**CHALLENGE:**
Compile every line that includes the word "Details".

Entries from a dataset

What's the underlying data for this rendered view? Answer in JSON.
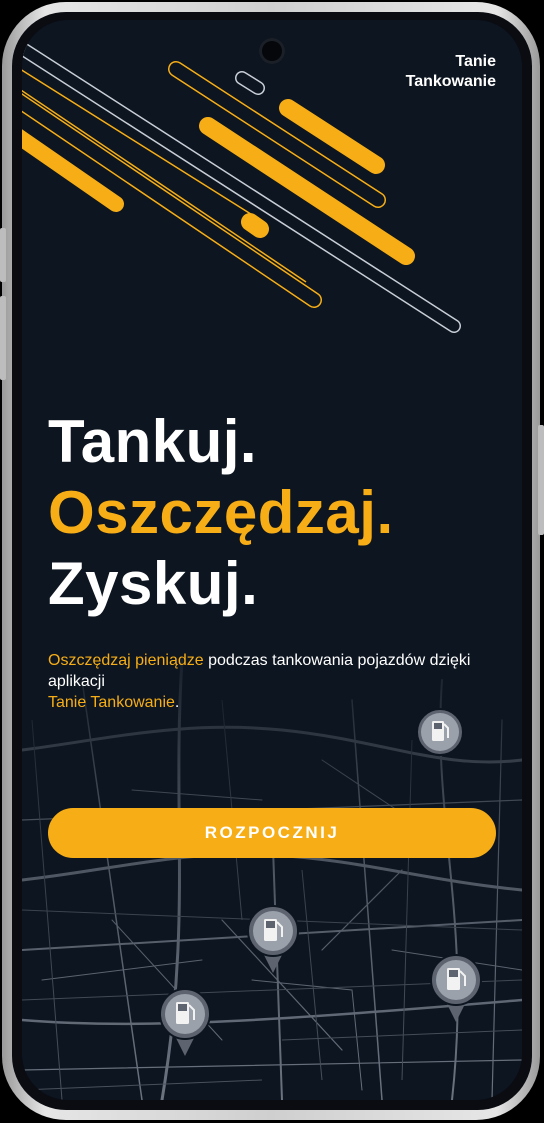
{
  "app": {
    "brand_line1": "Tanie",
    "brand_line2": "Tankowanie"
  },
  "hero": {
    "line1": "Tankuj.",
    "line2": "Oszczędzaj.",
    "line3": "Zyskuj."
  },
  "description": {
    "part1_accent": "Oszczędzaj pieniądze",
    "part2": " podczas tankowania pojazdów dzięki aplikacji",
    "part3_accent": "Tanie Tankowanie",
    "part4": "."
  },
  "cta": {
    "label": "ROZPOCZNIJ"
  },
  "colors": {
    "accent": "#f7ae16",
    "background": "#0d1520",
    "text": "#ffffff"
  },
  "icons": [
    "fuel-pump-icon",
    "map-pin-icon"
  ]
}
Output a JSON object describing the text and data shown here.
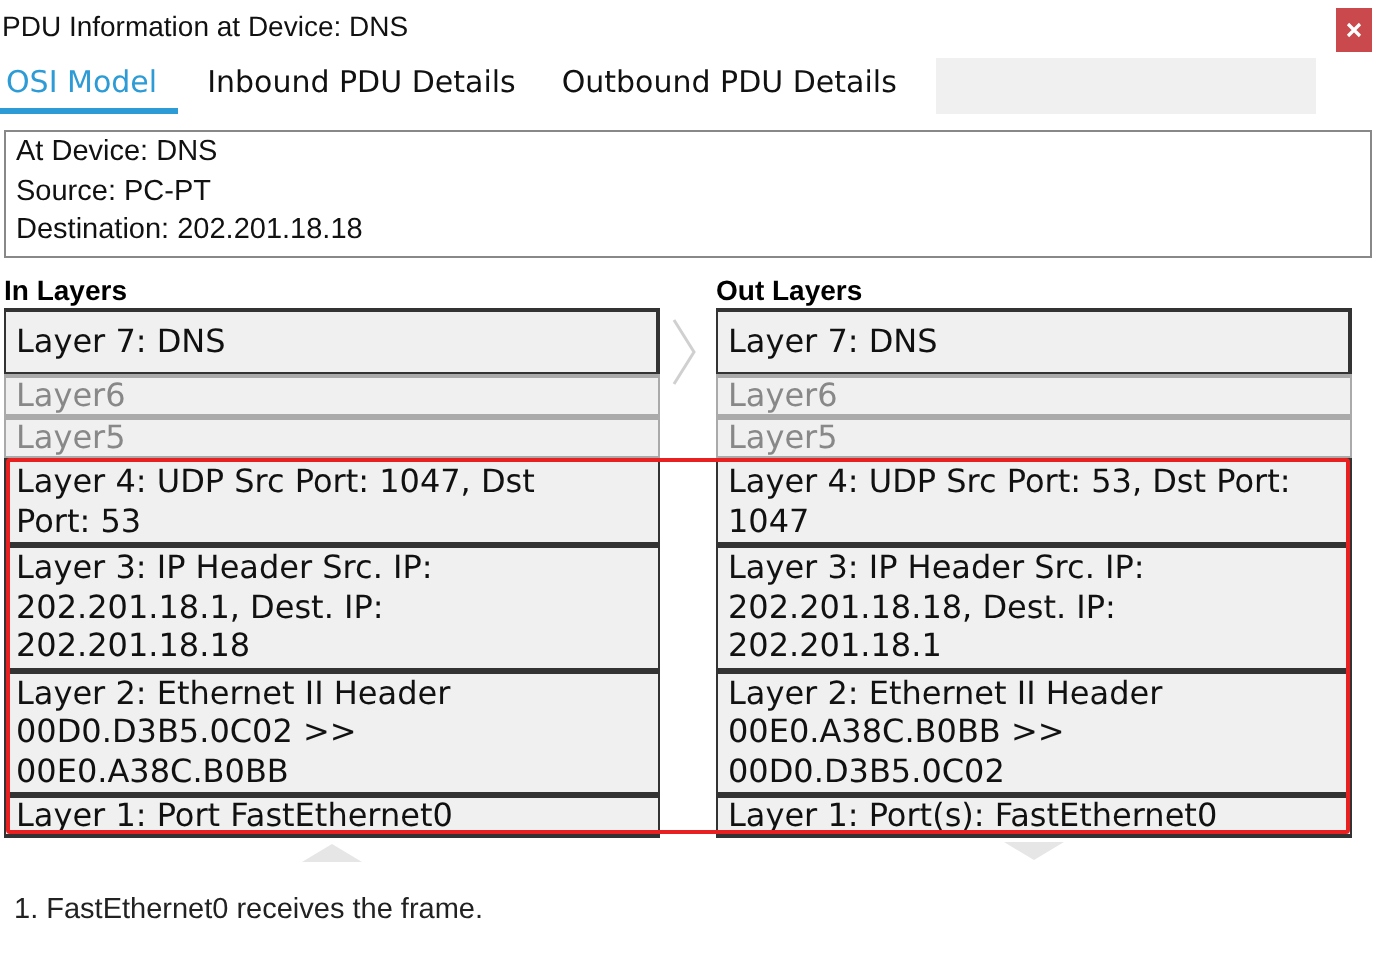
{
  "window": {
    "title": "PDU Information at Device: DNS"
  },
  "tabs": [
    {
      "label": "OSI Model",
      "selected": true
    },
    {
      "label": "Inbound PDU Details",
      "selected": false
    },
    {
      "label": "Outbound PDU Details",
      "selected": false
    }
  ],
  "info": [
    "At Device: DNS",
    "Source: PC-PT",
    "Destination: 202.201.18.18"
  ],
  "in_layers": {
    "heading": "In Layers",
    "layers": [
      {
        "text": "Layer 7: DNS",
        "disabled": false
      },
      {
        "text": "Layer6",
        "disabled": true
      },
      {
        "text": "Layer5",
        "disabled": true
      },
      {
        "text": "Layer 4: UDP Src Port: 1047, Dst Port: 53",
        "disabled": false
      },
      {
        "text": "Layer 3: IP Header Src. IP: 202.201.18.1, Dest. IP: 202.201.18.18",
        "disabled": false
      },
      {
        "text": "Layer 2: Ethernet II Header 00D0.D3B5.0C02 >> 00E0.A38C.B0BB",
        "disabled": false
      },
      {
        "text": "Layer 1: Port FastEthernet0",
        "disabled": false
      }
    ]
  },
  "out_layers": {
    "heading": "Out Layers",
    "layers": [
      {
        "text": "Layer 7: DNS",
        "disabled": false
      },
      {
        "text": "Layer6",
        "disabled": true
      },
      {
        "text": "Layer5",
        "disabled": true
      },
      {
        "text": "Layer 4: UDP Src Port: 53, Dst Port: 1047",
        "disabled": false
      },
      {
        "text": "Layer 3: IP Header Src. IP: 202.201.18.18, Dest. IP: 202.201.18.1",
        "disabled": false
      },
      {
        "text": "Layer 2: Ethernet II Header 00E0.A38C.B0BB >> 00D0.D3B5.0C02",
        "disabled": false
      },
      {
        "text": "Layer 1: Port(s): FastEthernet0",
        "disabled": false
      }
    ]
  },
  "steps": [
    "1. FastEthernet0 receives the frame."
  ]
}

**TASK SOLUTION:**
      "label": "Inbound PDU Details",
      "label": "Outbound PDU Details",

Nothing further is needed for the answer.